[Extracted records]
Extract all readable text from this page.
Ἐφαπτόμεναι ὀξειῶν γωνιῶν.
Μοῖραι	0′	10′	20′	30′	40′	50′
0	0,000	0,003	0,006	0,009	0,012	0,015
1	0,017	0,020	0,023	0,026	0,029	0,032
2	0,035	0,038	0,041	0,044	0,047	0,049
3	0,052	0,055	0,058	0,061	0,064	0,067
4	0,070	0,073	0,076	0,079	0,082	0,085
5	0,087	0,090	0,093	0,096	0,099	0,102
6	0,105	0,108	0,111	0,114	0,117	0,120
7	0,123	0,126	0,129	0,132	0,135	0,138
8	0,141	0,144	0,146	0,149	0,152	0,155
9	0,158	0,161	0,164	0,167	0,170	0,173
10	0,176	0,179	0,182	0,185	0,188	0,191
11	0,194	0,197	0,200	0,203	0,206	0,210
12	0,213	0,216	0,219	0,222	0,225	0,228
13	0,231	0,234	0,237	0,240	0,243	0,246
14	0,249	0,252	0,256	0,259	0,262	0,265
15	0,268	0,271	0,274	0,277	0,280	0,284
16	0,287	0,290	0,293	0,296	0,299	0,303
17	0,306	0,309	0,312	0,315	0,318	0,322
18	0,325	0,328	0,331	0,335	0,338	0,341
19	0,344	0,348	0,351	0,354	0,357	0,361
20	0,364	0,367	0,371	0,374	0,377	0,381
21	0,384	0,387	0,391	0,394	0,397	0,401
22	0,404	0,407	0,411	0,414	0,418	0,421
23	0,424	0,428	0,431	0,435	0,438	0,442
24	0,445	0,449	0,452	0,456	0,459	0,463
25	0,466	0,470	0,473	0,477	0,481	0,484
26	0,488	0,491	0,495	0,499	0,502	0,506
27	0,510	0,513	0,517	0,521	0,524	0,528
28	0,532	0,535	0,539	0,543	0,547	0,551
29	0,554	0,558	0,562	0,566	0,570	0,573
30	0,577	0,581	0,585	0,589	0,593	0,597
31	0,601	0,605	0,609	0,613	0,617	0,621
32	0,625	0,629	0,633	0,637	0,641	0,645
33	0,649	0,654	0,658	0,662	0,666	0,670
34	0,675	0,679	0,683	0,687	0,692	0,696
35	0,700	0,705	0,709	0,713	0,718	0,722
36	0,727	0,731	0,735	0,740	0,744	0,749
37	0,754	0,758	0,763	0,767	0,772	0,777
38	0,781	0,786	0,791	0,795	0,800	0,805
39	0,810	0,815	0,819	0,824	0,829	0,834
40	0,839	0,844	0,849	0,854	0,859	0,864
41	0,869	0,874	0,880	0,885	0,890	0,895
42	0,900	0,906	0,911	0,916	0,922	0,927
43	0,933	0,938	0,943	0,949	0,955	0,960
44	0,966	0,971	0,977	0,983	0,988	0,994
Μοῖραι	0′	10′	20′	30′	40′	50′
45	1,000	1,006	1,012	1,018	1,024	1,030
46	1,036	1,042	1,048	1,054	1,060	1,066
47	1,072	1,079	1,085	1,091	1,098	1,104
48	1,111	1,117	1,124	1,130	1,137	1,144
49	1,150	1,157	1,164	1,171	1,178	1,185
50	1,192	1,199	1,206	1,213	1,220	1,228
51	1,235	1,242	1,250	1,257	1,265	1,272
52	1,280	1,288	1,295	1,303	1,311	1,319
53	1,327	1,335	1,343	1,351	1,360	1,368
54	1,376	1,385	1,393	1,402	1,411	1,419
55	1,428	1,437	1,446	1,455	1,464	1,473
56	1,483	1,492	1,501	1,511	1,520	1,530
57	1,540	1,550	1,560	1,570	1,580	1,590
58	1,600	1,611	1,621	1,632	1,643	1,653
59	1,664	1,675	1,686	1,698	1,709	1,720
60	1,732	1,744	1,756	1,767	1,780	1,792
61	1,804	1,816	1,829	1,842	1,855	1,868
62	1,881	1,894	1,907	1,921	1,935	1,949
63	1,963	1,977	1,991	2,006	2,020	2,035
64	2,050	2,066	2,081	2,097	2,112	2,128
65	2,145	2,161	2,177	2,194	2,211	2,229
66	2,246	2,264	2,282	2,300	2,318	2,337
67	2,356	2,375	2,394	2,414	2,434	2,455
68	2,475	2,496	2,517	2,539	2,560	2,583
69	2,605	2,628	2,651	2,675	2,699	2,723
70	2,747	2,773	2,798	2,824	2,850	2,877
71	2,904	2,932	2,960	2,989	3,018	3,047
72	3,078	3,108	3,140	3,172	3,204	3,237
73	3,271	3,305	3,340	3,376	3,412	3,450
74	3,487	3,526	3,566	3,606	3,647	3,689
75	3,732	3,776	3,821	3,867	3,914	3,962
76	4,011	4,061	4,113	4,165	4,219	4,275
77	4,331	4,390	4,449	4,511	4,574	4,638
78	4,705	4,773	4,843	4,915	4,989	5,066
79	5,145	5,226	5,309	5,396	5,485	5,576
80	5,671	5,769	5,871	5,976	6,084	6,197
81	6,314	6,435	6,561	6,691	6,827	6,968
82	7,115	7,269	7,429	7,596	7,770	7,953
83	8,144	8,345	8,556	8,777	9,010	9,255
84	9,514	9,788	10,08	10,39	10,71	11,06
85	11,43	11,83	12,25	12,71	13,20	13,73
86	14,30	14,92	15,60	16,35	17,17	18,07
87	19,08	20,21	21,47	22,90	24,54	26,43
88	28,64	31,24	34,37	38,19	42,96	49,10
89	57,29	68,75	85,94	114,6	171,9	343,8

* **WHAT YOU NEED TO DO**
Return each line of the records above exactly as it reads.

* **RESPONSE BELOW**
Extract all readable text from this page.
Ἐφαπτόμεναι ὀξειῶν γωνιῶν.
Μοῖραι	0′	10′	20′	30′	40′	50′
0	0,000	0,003	0,006	0,009	0,012	0,015
1	0,017	0,020	0,023	0,026	0,029	0,032
2	0,035	0,038	0,041	0,044	0,047	0,049
3	0,052	0,055	0,058	0,061	0,064	0,067
4	0,070	0,073	0,076	0,079	0,082	0,085
5	0,087	0,090	0,093	0,096	0,099	0,102
6	0,105	0,108	0,111	0,114	0,117	0,120
7	0,123	0,126	0,129	0,132	0,135	0,138
8	0,141	0,144	0,146	0,149	0,152	0,155
9	0,158	0,161	0,164	0,167	0,170	0,173
10	0,176	0,179	0,182	0,185	0,188	0,191
11	0,194	0,197	0,200	0,203	0,206	0,210
12	0,213	0,216	0,219	0,222	0,225	0,228
13	0,231	0,234	0,237	0,240	0,243	0,246
14	0,249	0,252	0,256	0,259	0,262	0,265
15	0,268	0,271	0,274	0,277	0,280	0,284
16	0,287	0,290	0,293	0,296	0,299	0,303
17	0,306	0,309	0,312	0,315	0,318	0,322
18	0,325	0,328	0,331	0,335	0,338	0,341
19	0,344	0,348	0,351	0,354	0,357	0,361
20	0,364	0,367	0,371	0,374	0,377	0,381
21	0,384	0,387	0,391	0,394	0,397	0,401
22	0,404	0,407	0,411	0,414	0,418	0,421
23	0,424	0,428	0,431	0,435	0,438	0,442
24	0,445	0,449	0,452	0,456	0,459	0,463
25	0,466	0,470	0,473	0,477	0,481	0,484
26	0,488	0,491	0,495	0,499	0,502	0,506
27	0,510	0,513	0,517	0,521	0,524	0,528
28	0,532	0,535	0,539	0,543	0,547	0,551
29	0,554	0,558	0,562	0,566	0,570	0,573
30	0,577	0,581	0,585	0,589	0,593	0,597
31	0,601	0,605	0,609	0,613	0,617	0,621
32	0,625	0,629	0,633	0,637	0,641	0,645
33	0,649	0,654	0,658	0,662	0,666	0,670
34	0,675	0,679	0,683	0,687	0,692	0,696
35	0,700	0,705	0,709	0,713	0,718	0,722
36	0,727	0,731	0,735	0,740	0,744	0,749
37	0,754	0,758	0,763	0,767	0,772	0,777
38	0,781	0,786	0,791	0,795	0,800	0,805
39	0,810	0,815	0,819	0,824	0,829	0,834
40	0,839	0,844	0,849	0,854	0,859	0,864
41	0,869	0,874	0,880	0,885	0,890	0,895
42	0,900	0,906	0,911	0,916	0,922	0,927
43	0,933	0,938	0,943	0,949	0,955	0,960
44	0,966	0,971	0,977	0,983	0,988	0,994
Μοῖραι	0′	10′	20′	30′	40′	50′
45	1,000	1,006	1,012	1,018	1,024	1,030
46	1,036	1,042	1,048	1,054	1,060	1,066
47	1,072	1,079	1,085	1,091	1,098	1,104
48	1,111	1,117	1,124	1,130	1,137	1,144
49	1,150	1,157	1,164	1,171	1,178	1,185
50	1,192	1,199	1,206	1,213	1,220	1,228
51	1,235	1,242	1,250	1,257	1,265	1,272
52	1,280	1,288	1,295	1,303	1,311	1,319
53	1,327	1,335	1,343	1,351	1,360	1,368
54	1,376	1,385	1,393	1,402	1,411	1,419
55	1,428	1,437	1,446	1,455	1,464	1,473
56	1,483	1,492	1,501	1,511	1,520	1,530
57	1,540	1,550	1,560	1,570	1,580	1,590
58	1,600	1,611	1,621	1,632	1,643	1,653
59	1,664	1,675	1,686	1,698	1,709	1,720
60	1,732	1,744	1,756	1,767	1,780	1,792
61	1,804	1,816	1,829	1,842	1,855	1,868
62	1,881	1,894	1,907	1,921	1,935	1,949
63	1,963	1,977	1,991	2,006	2,020	2,035
64	2,050	2,066	2,081	2,097	2,112	2,128
65	2,145	2,161	2,177	2,194	2,211	2,229
66	2,246	2,264	2,282	2,300	2,318	2,337
67	2,356	2,375	2,394	2,414	2,434	2,455
68	2,475	2,496	2,517	2,539	2,560	2,583
69	2,605	2,628	2,651	2,675	2,699	2,723
70	2,747	2,773	2,798	2,824	2,850	2,877
71	2,904	2,932	2,960	2,989	3,018	3,047
72	3,078	3,108	3,140	3,172	3,204	3,237
73	3,271	3,305	3,340	3,376	3,412	3,450
74	3,487	3,526	3,566	3,606	3,647	3,689
75	3,732	3,776	3,821	3,867	3,914	3,962
76	4,011	4,061	4,113	4,165	4,219	4,275
77	4,331	4,390	4,449	4,511	4,574	4,638
78	4,705	4,773	4,843	4,915	4,989	5,066
79	5,145	5,226	5,309	5,396	5,485	5,576
80	5,671	5,769	5,871	5,976	6,084	6,197
81	6,314	6,435	6,561	6,691	6,827	6,968
82	7,115	7,269	7,429	7,596	7,770	7,953
83	8,144	8,345	8,556	8,777	9,010	9,255
84	9,514	9,788	10,08	10,39	10,71	11,06
85	11,43	11,83	12,25	12,71	13,20	13,73
86	14,30	14,92	15,60	16,35	17,17	18,07
87	19,08	20,21	21,47	22,90	24,54	26,43
88	28,64	31,24	34,37	38,19	42,96	49,10
89	57,29	68,75	85,94	114,6	171,9	343,8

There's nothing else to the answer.